- [WRITTEN REQUEST]
Extract all lines containing "with".

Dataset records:
[START]
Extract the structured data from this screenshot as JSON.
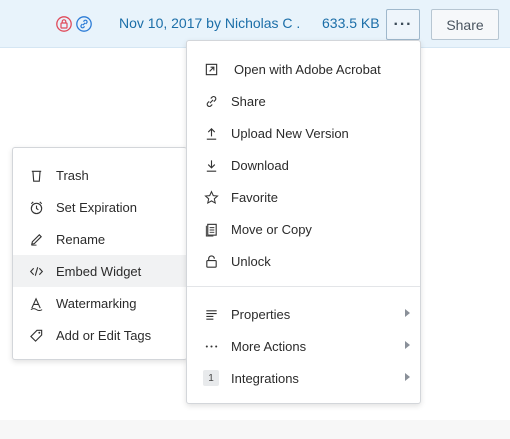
{
  "file_row": {
    "modified": "Nov 10, 2017 by Nicholas C ...",
    "size": "633.5 KB",
    "more_label": "···",
    "share_label": "Share",
    "colors": {
      "row_bg": "#e8f3fb",
      "link": "#1b6ea8",
      "lock_icon": "#e04a5a",
      "link_icon": "#2b7bd6"
    }
  },
  "main_menu": {
    "items": [
      {
        "label": "Open with Adobe Acrobat",
        "icon": "external-open-icon"
      },
      {
        "label": "Share",
        "icon": "link-icon"
      },
      {
        "label": "Upload New Version",
        "icon": "upload-icon"
      },
      {
        "label": "Download",
        "icon": "download-icon"
      },
      {
        "label": "Favorite",
        "icon": "star-icon"
      },
      {
        "label": "Move or Copy",
        "icon": "copy-icon"
      },
      {
        "label": "Unlock",
        "icon": "unlock-icon"
      }
    ],
    "submenus": [
      {
        "label": "Properties",
        "icon": "properties-icon"
      },
      {
        "label": "More Actions",
        "icon": "ellipsis-icon"
      },
      {
        "label": "Integrations",
        "icon": "integrations-badge",
        "badge": "1"
      }
    ]
  },
  "properties_submenu": {
    "items": [
      {
        "label": "Trash",
        "icon": "trash-icon"
      },
      {
        "label": "Set Expiration",
        "icon": "clock-icon"
      },
      {
        "label": "Rename",
        "icon": "pencil-icon"
      },
      {
        "label": "Embed Widget",
        "icon": "code-icon",
        "highlighted": true
      },
      {
        "label": "Watermarking",
        "icon": "watermark-icon"
      },
      {
        "label": "Add or Edit Tags",
        "icon": "tag-icon"
      }
    ]
  }
}
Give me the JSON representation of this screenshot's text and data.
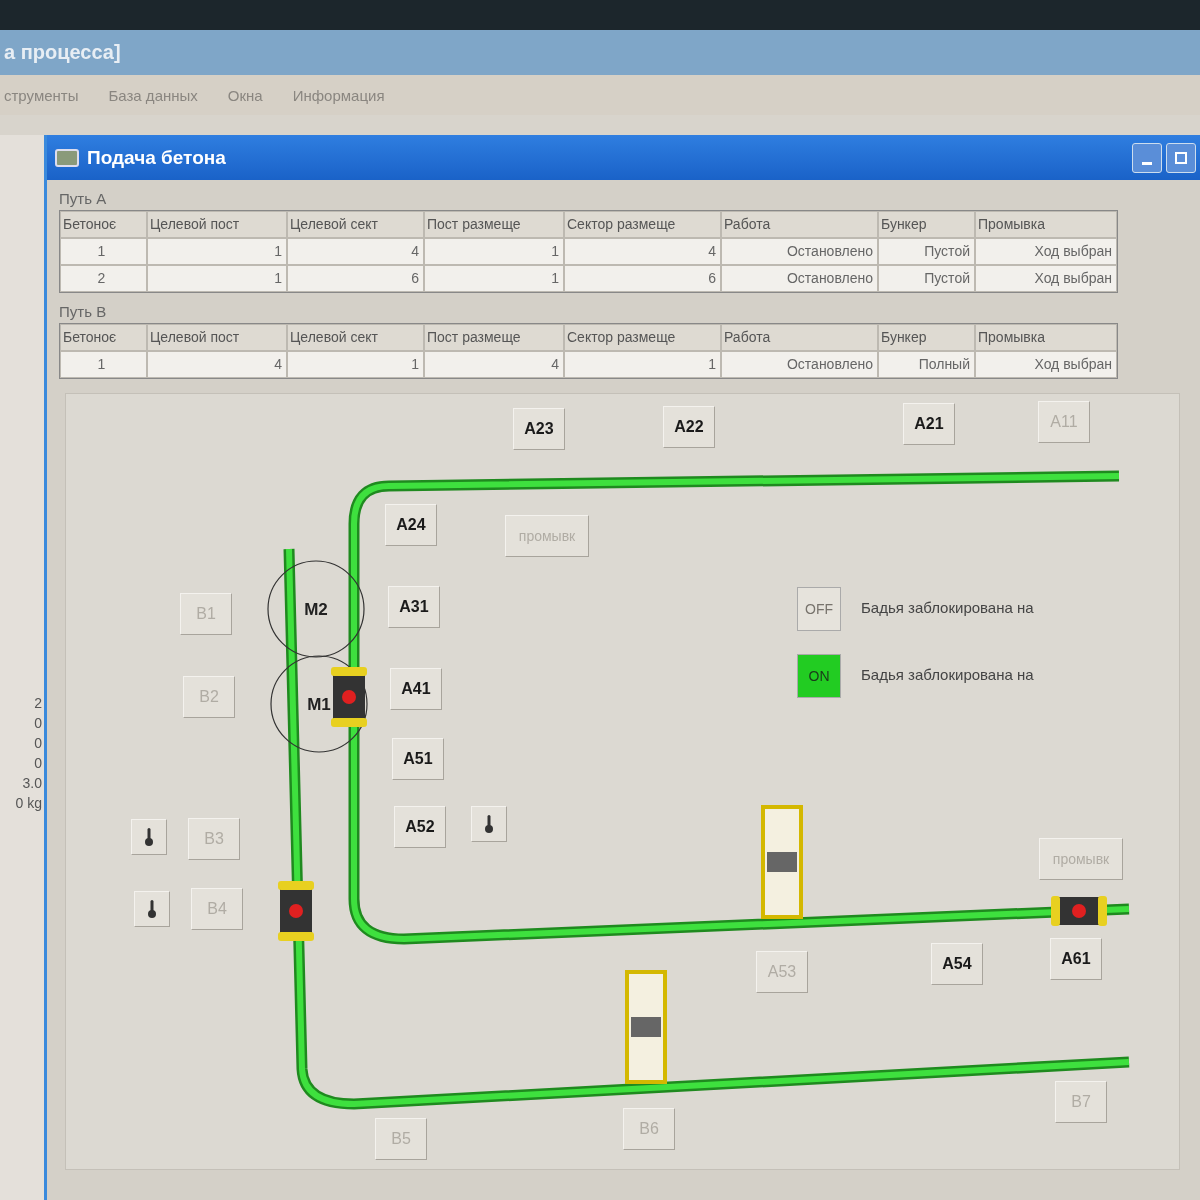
{
  "app": {
    "title": "а процесса]",
    "menu": [
      "струменты",
      "База данных",
      "Окна",
      "Информация"
    ]
  },
  "side_panel": {
    "values": [
      "2",
      "0",
      "0",
      "0",
      "3.0",
      "0 kg"
    ]
  },
  "window": {
    "title": "Подача бетона"
  },
  "path_a": {
    "label": "Путь А",
    "columns": [
      "Бетоноє",
      "Целевой пост",
      "Целевой сект",
      "Пост размеще",
      "Сектор размеще",
      "Работа",
      "Бункер",
      "Промывка"
    ],
    "rows": [
      [
        "1",
        "1",
        "4",
        "1",
        "4",
        "Остановлено",
        "Пустой",
        "Ход выбран"
      ],
      [
        "2",
        "1",
        "6",
        "1",
        "6",
        "Остановлено",
        "Пустой",
        "Ход выбран"
      ]
    ]
  },
  "path_b": {
    "label": "Путь В",
    "columns": [
      "Бетоноє",
      "Целевой пост",
      "Целевой сект",
      "Пост размеще",
      "Сектор размеще",
      "Работа",
      "Бункер",
      "Промывка"
    ],
    "rows": [
      [
        "1",
        "4",
        "1",
        "4",
        "1",
        "Остановлено",
        "Полный",
        "Ход выбран"
      ]
    ]
  },
  "diagram": {
    "stations": [
      {
        "kind": "station",
        "label": "A23",
        "enabled": true
      },
      {
        "kind": "station",
        "label": "A22",
        "enabled": true
      },
      {
        "kind": "station",
        "label": "A21",
        "enabled": true
      },
      {
        "kind": "station",
        "label": "A11",
        "enabled": false
      },
      {
        "kind": "station",
        "label": "A24",
        "enabled": true
      },
      {
        "kind": "wash",
        "label": "промывк",
        "enabled": false
      },
      {
        "kind": "station",
        "label": "A31",
        "enabled": true
      },
      {
        "kind": "station",
        "label": "A41",
        "enabled": true
      },
      {
        "kind": "station",
        "label": "A51",
        "enabled": true
      },
      {
        "kind": "station",
        "label": "A52",
        "enabled": true
      },
      {
        "kind": "thermometer",
        "enabled": true
      },
      {
        "kind": "station",
        "label": "B1",
        "enabled": false
      },
      {
        "kind": "station",
        "label": "B2",
        "enabled": false
      },
      {
        "kind": "thermometer",
        "enabled": true
      },
      {
        "kind": "station",
        "label": "B3",
        "enabled": false
      },
      {
        "kind": "thermometer",
        "enabled": true
      },
      {
        "kind": "station",
        "label": "B4",
        "enabled": false
      },
      {
        "kind": "wash",
        "label": "промывк",
        "enabled": false
      },
      {
        "kind": "station",
        "label": "A53",
        "enabled": false
      },
      {
        "kind": "station",
        "label": "A54",
        "enabled": true
      },
      {
        "kind": "station",
        "label": "A61",
        "enabled": true
      },
      {
        "kind": "station",
        "label": "B5",
        "enabled": false
      },
      {
        "kind": "station",
        "label": "B6",
        "enabled": false
      },
      {
        "kind": "station",
        "label": "B7",
        "enabled": false
      }
    ],
    "motors": [
      {
        "label": "M2"
      },
      {
        "label": "M1"
      }
    ],
    "locks": [
      {
        "label": "OFF",
        "on": false,
        "text": "Бадья заблокирована на"
      },
      {
        "label": "ON",
        "on": true,
        "text": "Бадья заблокирована на"
      }
    ]
  }
}
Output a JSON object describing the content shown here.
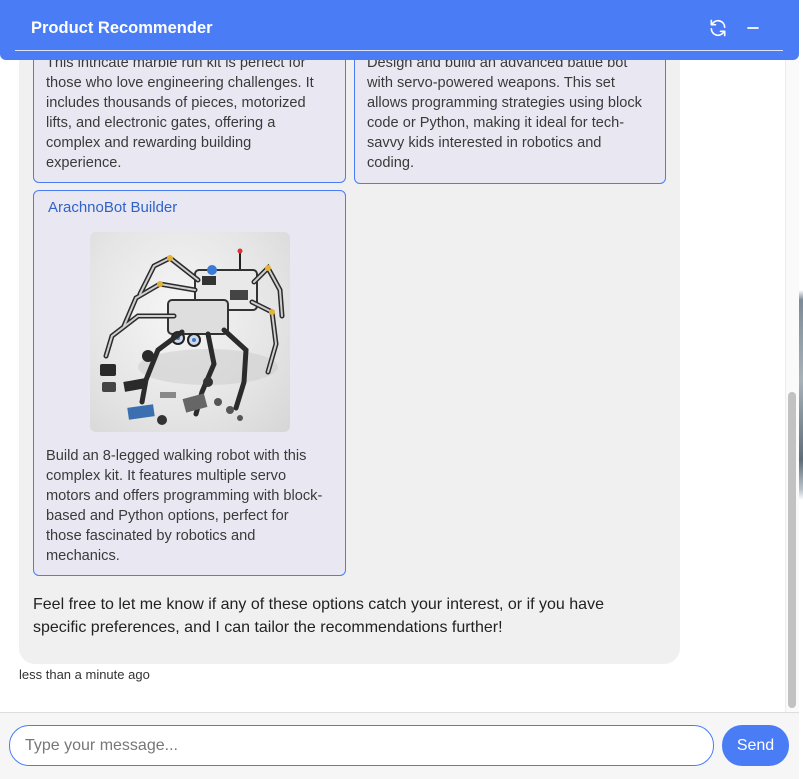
{
  "header": {
    "title": "Product Recommender",
    "refresh_icon": "refresh-icon",
    "minimize_icon": "minimize-icon"
  },
  "colors": {
    "accent": "#4a7cf5",
    "card_background": "#e9e7f2",
    "bubble_background": "#f0f0f0",
    "product_title": "#2f63c8"
  },
  "cards": [
    {
      "description_lines": [
        "This intricate marble run kit is perfect for",
        "those who love engineering challenges. It",
        "includes thousands of pieces, motorized",
        "lifts, and electronic gates, offering a",
        "complex and rewarding building",
        "experience."
      ]
    },
    {
      "description_lines": [
        "Design and build an advanced battle bot",
        "with servo-powered weapons. This set",
        "allows programming strategies using block",
        "code or Python, making it ideal for tech-",
        "savvy kids interested in robotics and",
        "coding."
      ]
    },
    {
      "title": "ArachnoBot Builder",
      "image_icon": "robot-spider-image",
      "description_lines": [
        "Build an 8-legged walking robot with this",
        "complex kit. It features multiple servo",
        "motors and offers programming with block-",
        "based and Python options, perfect for",
        "those fascinated by robotics and",
        "mechanics."
      ]
    }
  ],
  "message": {
    "closing_lines": [
      "Feel free to let me know if any of these options catch your interest, or if you have",
      "specific preferences, and I can tailor the recommendations further!"
    ],
    "timestamp": "less than a minute ago"
  },
  "input": {
    "placeholder": "Type your message...",
    "value": "",
    "send_label": "Send"
  }
}
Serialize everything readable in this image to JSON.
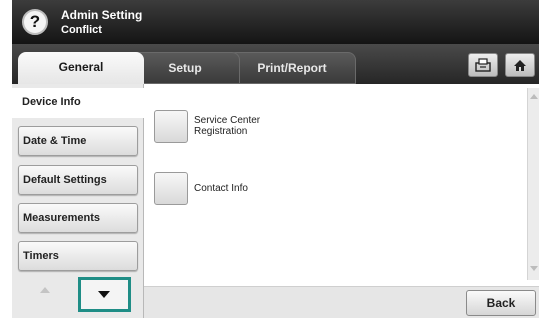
{
  "header": {
    "help_icon": "question-mark",
    "title": "Admin Setting",
    "subtitle": "Conflict"
  },
  "tabs": [
    {
      "label": "General",
      "active": true
    },
    {
      "label": "Setup",
      "active": false
    },
    {
      "label": "Print/Report",
      "active": false
    }
  ],
  "toolbar": {
    "job_status_icon": "job-status-icon",
    "home_icon": "home-icon"
  },
  "left_menu": [
    {
      "label": "Device Info",
      "active": true
    },
    {
      "label": "Date & Time",
      "active": false
    },
    {
      "label": "Default Settings",
      "active": false
    },
    {
      "label": "Measurements",
      "active": false
    },
    {
      "label": "Timers",
      "active": false
    }
  ],
  "content": {
    "options": [
      {
        "label_line1": "Service Center",
        "label_line2": "Registration"
      },
      {
        "label_line1": "Contact Info",
        "label_line2": ""
      }
    ]
  },
  "footer": {
    "back_label": "Back"
  },
  "colors": {
    "highlight_border": "#1f8d86",
    "header_bg": "#1e1e1e"
  }
}
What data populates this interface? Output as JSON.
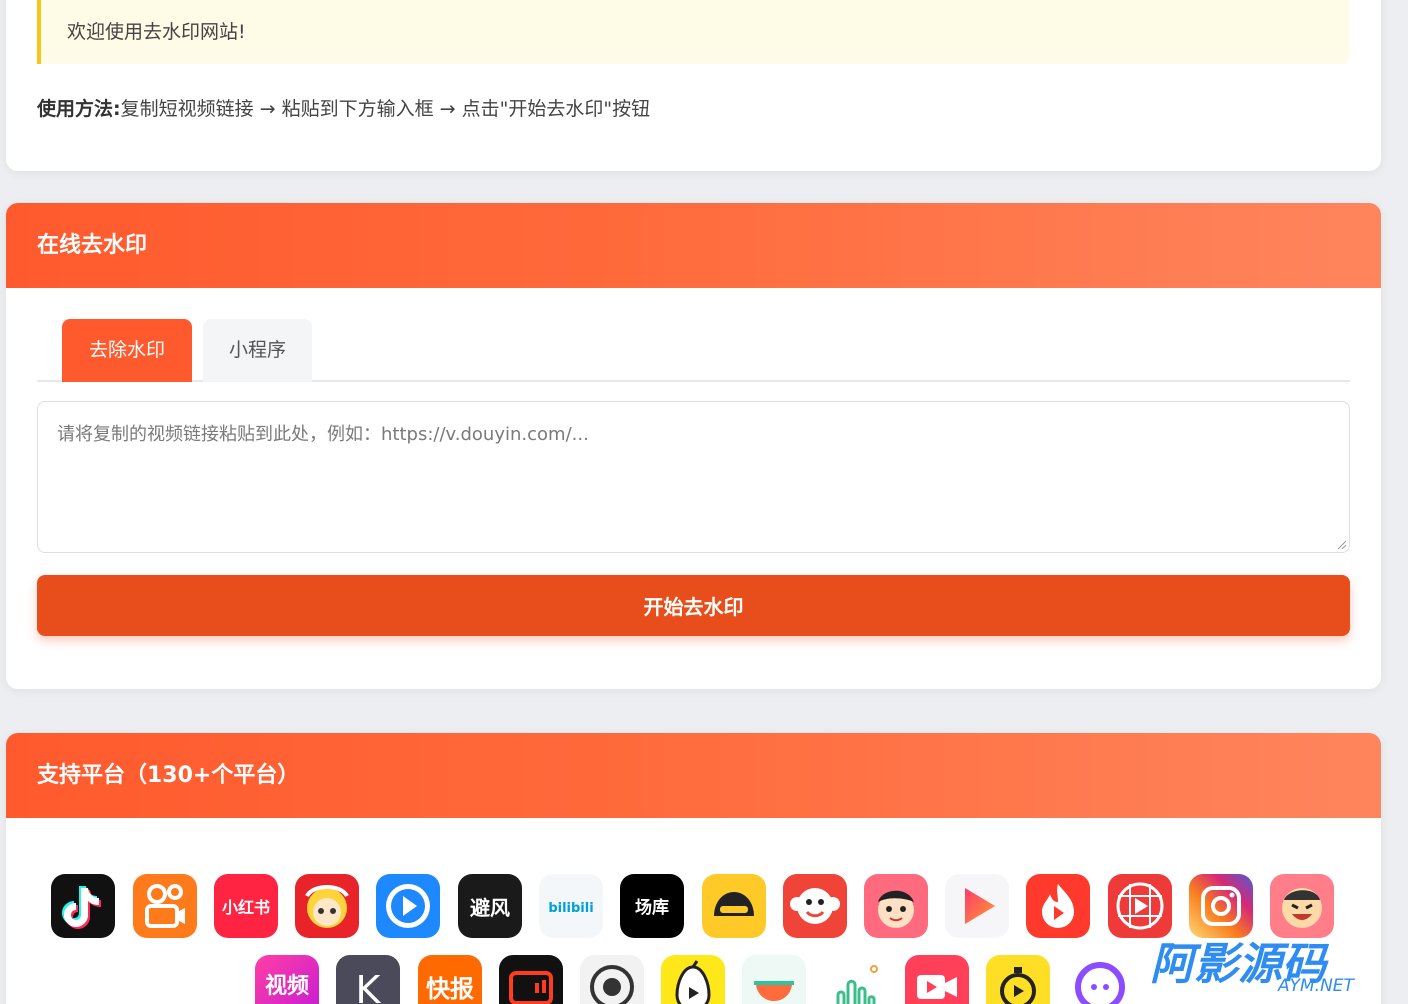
{
  "intro": {
    "welcome": "欢迎使用去水印网站!",
    "usage_label": "使用方法:",
    "usage_text": "复制短视频链接 → 粘贴到下方输入框 → 点击\"开始去水印\"按钮"
  },
  "tool": {
    "title": "在线去水印",
    "tabs": [
      {
        "label": "去除水印",
        "active": true
      },
      {
        "label": "小程序",
        "active": false
      }
    ],
    "input": {
      "value": "",
      "placeholder": "请将复制的视频链接粘贴到此处，例如：https://v.douyin.com/..."
    },
    "start_button": "开始去水印"
  },
  "platforms": {
    "title": "支持平台（130+个平台）",
    "row1": [
      {
        "icon": "douyin-icon",
        "text": ""
      },
      {
        "icon": "kuaishou-icon",
        "text": ""
      },
      {
        "icon": "xiaohongshu-icon",
        "text": "小红书"
      },
      {
        "icon": "anime-girl-icon",
        "text": ""
      },
      {
        "icon": "play-circle-icon",
        "text": ""
      },
      {
        "icon": "bifeng-icon",
        "text": "避风"
      },
      {
        "icon": "bilibili-icon",
        "text": "bilibili"
      },
      {
        "icon": "changku-icon",
        "text": "场库"
      },
      {
        "icon": "helmet-icon",
        "text": ""
      },
      {
        "icon": "monkey-icon",
        "text": ""
      },
      {
        "icon": "cartoon-face-icon",
        "text": ""
      },
      {
        "icon": "gradient-play-icon",
        "text": ""
      },
      {
        "icon": "flame-play-icon",
        "text": ""
      },
      {
        "icon": "grid-play-icon",
        "text": ""
      },
      {
        "icon": "instagram-icon",
        "text": ""
      },
      {
        "icon": "laughing-face-icon",
        "text": ""
      }
    ],
    "row2": [
      {
        "icon": "video-icon",
        "text": "视频"
      },
      {
        "icon": "k-icon",
        "text": "K"
      },
      {
        "icon": "kuaibao-icon",
        "text": "快报"
      },
      {
        "icon": "screen-icon",
        "text": ""
      },
      {
        "icon": "eye-icon",
        "text": ""
      },
      {
        "icon": "pear-icon",
        "text": ""
      },
      {
        "icon": "bowl-icon",
        "text": ""
      },
      {
        "icon": "oasis-icon",
        "text": ""
      },
      {
        "icon": "video-camera-icon",
        "text": ""
      },
      {
        "icon": "stopwatch-icon",
        "text": ""
      },
      {
        "icon": "chat-bubble-icon",
        "text": ""
      }
    ]
  },
  "watermark": {
    "main": "阿影源码",
    "sub": "AYM.NET"
  },
  "colors": {
    "brand": "#ff5a2e",
    "button": "#e84e1b",
    "notice_bg": "#fefbe6",
    "notice_bar": "#f5c518"
  }
}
[END]
- [OUTPUT BELOW]
        "label": "Open with Adobe Acrobat",
        "with servo-powered weapons. This set",
        "Build an 8-legged walking robot with this",
        "motors and offers programming with block-",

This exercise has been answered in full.